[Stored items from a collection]
· · · · ·

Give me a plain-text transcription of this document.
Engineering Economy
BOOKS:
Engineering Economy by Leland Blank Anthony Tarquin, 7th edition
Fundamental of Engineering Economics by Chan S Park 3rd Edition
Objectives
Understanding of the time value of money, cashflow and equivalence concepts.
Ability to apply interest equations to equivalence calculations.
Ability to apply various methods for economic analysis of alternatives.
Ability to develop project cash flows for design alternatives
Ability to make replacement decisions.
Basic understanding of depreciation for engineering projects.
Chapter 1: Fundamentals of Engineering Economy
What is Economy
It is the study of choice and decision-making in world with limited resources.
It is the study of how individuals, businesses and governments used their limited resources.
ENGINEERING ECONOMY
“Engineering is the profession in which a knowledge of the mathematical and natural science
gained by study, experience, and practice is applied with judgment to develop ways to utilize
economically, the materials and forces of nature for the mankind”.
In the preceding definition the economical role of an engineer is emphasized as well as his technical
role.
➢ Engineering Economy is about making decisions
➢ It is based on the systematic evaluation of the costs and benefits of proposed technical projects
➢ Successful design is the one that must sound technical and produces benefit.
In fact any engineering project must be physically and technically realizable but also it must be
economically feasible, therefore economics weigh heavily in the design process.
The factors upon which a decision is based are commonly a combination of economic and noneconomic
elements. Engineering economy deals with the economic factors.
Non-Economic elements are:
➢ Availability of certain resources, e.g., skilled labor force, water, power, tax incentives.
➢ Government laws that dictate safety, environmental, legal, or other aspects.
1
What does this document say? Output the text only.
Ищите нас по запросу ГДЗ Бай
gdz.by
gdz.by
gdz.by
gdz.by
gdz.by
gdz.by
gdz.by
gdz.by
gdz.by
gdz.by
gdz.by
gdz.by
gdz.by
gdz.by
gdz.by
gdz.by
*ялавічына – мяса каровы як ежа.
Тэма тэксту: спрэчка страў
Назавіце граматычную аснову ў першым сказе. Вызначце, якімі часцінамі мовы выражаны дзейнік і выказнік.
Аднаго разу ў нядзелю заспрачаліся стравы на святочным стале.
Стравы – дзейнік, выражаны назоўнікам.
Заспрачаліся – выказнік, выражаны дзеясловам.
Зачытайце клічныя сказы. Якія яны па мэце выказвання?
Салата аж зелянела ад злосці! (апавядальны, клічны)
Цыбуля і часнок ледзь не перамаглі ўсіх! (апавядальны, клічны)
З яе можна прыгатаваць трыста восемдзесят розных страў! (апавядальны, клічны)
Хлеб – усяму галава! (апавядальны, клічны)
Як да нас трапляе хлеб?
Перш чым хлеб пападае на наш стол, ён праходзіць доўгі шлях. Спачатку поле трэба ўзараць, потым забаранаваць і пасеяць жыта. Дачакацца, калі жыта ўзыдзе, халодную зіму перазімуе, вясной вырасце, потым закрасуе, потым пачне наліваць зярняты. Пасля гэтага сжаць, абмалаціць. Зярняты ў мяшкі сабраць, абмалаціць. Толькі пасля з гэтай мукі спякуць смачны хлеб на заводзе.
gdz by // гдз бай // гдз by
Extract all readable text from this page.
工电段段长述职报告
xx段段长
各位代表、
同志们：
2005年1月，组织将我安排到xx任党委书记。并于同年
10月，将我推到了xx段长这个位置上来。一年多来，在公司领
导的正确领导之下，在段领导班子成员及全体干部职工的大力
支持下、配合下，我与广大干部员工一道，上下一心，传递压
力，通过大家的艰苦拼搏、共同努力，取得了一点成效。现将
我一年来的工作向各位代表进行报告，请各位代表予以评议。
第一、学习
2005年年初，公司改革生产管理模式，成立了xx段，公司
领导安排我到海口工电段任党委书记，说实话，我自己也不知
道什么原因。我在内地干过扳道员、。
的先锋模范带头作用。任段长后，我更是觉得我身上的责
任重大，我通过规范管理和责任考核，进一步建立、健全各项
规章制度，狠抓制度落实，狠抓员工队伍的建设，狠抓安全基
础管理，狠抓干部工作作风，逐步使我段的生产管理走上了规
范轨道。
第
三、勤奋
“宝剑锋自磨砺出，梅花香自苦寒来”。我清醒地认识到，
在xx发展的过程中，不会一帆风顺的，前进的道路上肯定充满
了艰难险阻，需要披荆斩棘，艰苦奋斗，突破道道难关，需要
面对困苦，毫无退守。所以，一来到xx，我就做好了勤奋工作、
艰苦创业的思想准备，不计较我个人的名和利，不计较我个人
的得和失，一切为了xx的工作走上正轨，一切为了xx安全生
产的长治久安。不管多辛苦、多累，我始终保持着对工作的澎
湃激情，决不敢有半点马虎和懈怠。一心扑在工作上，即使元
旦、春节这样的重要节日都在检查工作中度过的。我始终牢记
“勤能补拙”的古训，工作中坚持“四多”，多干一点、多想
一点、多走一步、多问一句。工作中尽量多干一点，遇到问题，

· · · · ·

Would you give again, word for word, every line from the one with "Extract all readable text from this page." through the final line of the listing above?

Extract all readable text from this page.
工电段段长述职报告
xx段段长
各位代表、
同志们：
2005年1月，组织将我安排到xx任党委书记。并于同年
10月，将我推到了xx段长这个位置上来。一年多来，在公司领
导的正确领导之下，在段领导班子成员及全体干部职工的大力
支持下、配合下，我与广大干部员工一道，上下一心，传递压
力，通过大家的艰苦拼搏、共同努力，取得了一点成效。现将
我一年来的工作向各位代表进行报告，请各位代表予以评议。
第一、学习
2005年年初，公司改革生产管理模式，成立了xx段，公司
领导安排我到海口工电段任党委书记，说实话，我自己也不知
道什么原因。我在内地干过扳道员、。
的先锋模范带头作用。任段长后，我更是觉得我身上的责
任重大，我通过规范管理和责任考核，进一步建立、健全各项
规章制度，狠抓制度落实，狠抓员工队伍的建设，狠抓安全基
础管理，狠抓干部工作作风，逐步使我段的生产管理走上了规
范轨道。
第
三、勤奋
“宝剑锋自磨砺出，梅花香自苦寒来”。我清醒地认识到，
在xx发展的过程中，不会一帆风顺的，前进的道路上肯定充满
了艰难险阻，需要披荆斩棘，艰苦奋斗，突破道道难关，需要
面对困苦，毫无退守。所以，一来到xx，我就做好了勤奋工作、
艰苦创业的思想准备，不计较我个人的名和利，不计较我个人
的得和失，一切为了xx的工作走上正轨，一切为了xx安全生
产的长治久安。不管多辛苦、多累，我始终保持着对工作的澎
湃激情，决不敢有半点马虎和懈怠。一心扑在工作上，即使元
旦、春节这样的重要节日都在检查工作中度过的。我始终牢记
“勤能补拙”的古训，工作中坚持“四多”，多干一点、多想
一点、多走一步、多问一句。工作中尽量多干一点，遇到问题，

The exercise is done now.